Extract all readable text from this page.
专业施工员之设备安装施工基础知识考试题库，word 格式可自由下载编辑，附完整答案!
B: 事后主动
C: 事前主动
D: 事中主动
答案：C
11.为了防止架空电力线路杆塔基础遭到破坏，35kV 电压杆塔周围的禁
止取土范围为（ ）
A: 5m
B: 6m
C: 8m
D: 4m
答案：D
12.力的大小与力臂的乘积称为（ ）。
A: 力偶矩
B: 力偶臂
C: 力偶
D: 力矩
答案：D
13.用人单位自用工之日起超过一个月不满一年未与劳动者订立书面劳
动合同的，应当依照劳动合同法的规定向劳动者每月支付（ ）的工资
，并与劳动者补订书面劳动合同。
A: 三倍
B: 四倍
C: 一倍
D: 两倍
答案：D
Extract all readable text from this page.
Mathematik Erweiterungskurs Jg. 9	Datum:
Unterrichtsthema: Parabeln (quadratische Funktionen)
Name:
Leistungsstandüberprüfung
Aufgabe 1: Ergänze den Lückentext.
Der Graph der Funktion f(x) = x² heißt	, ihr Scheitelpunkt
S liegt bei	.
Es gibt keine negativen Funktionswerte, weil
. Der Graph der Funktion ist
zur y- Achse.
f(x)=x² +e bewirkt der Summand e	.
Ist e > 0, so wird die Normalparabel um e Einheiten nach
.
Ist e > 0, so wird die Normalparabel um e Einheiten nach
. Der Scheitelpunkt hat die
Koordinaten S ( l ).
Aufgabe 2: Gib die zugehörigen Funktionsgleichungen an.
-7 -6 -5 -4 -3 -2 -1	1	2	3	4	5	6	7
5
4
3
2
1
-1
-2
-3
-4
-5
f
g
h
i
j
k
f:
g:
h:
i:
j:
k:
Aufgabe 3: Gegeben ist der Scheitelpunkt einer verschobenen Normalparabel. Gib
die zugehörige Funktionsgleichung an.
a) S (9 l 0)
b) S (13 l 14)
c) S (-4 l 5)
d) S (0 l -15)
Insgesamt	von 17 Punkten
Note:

● **WHAT IS EXPECTED**
All the data must be duplicated exactly, with nothing added or removed.

● **THE OUTPUT**
Extract all readable text from this page.
专业施工员之设备安装施工基础知识考试题库，word 格式可自由下载编辑，附完整答案!
B: 事后主动
C: 事前主动
D: 事中主动
答案：C
11.为了防止架空电力线路杆塔基础遭到破坏，35kV 电压杆塔周围的禁
止取土范围为（ ）
A: 5m
B: 6m
C: 8m
D: 4m
答案：D
12.力的大小与力臂的乘积称为（ ）。
A: 力偶矩
B: 力偶臂
C: 力偶
D: 力矩
答案：D
13.用人单位自用工之日起超过一个月不满一年未与劳动者订立书面劳
动合同的，应当依照劳动合同法的规定向劳动者每月支付（ ）的工资
，并与劳动者补订书面劳动合同。
A: 三倍
B: 四倍
C: 一倍
D: 两倍
答案：D
Extract all readable text from this page.
Mathematik Erweiterungskurs Jg. 9	Datum:
Unterrichtsthema: Parabeln (quadratische Funktionen)
Name:
Leistungsstandüberprüfung
Aufgabe 1: Ergänze den Lückentext.
Der Graph der Funktion f(x) = x² heißt	, ihr Scheitelpunkt
S liegt bei	.
Es gibt keine negativen Funktionswerte, weil
. Der Graph der Funktion ist
zur y- Achse.
f(x)=x² +e bewirkt der Summand e	.
Ist e > 0, so wird die Normalparabel um e Einheiten nach
.
Ist e > 0, so wird die Normalparabel um e Einheiten nach
. Der Scheitelpunkt hat die
Koordinaten S ( l ).
Aufgabe 2: Gib die zugehörigen Funktionsgleichungen an.
-7 -6 -5 -4 -3 -2 -1	1	2	3	4	5	6	7
5
4
3
2
1
-1
-2
-3
-4
-5
f
g
h
i
j
k
f:
g:
h:
i:
j:
k:
Aufgabe 3: Gegeben ist der Scheitelpunkt einer verschobenen Normalparabel. Gib
die zugehörige Funktionsgleichung an.
a) S (9 l 0)
b) S (13 l 14)
c) S (-4 l 5)
d) S (0 l -15)
Insgesamt	von 17 Punkten
Note:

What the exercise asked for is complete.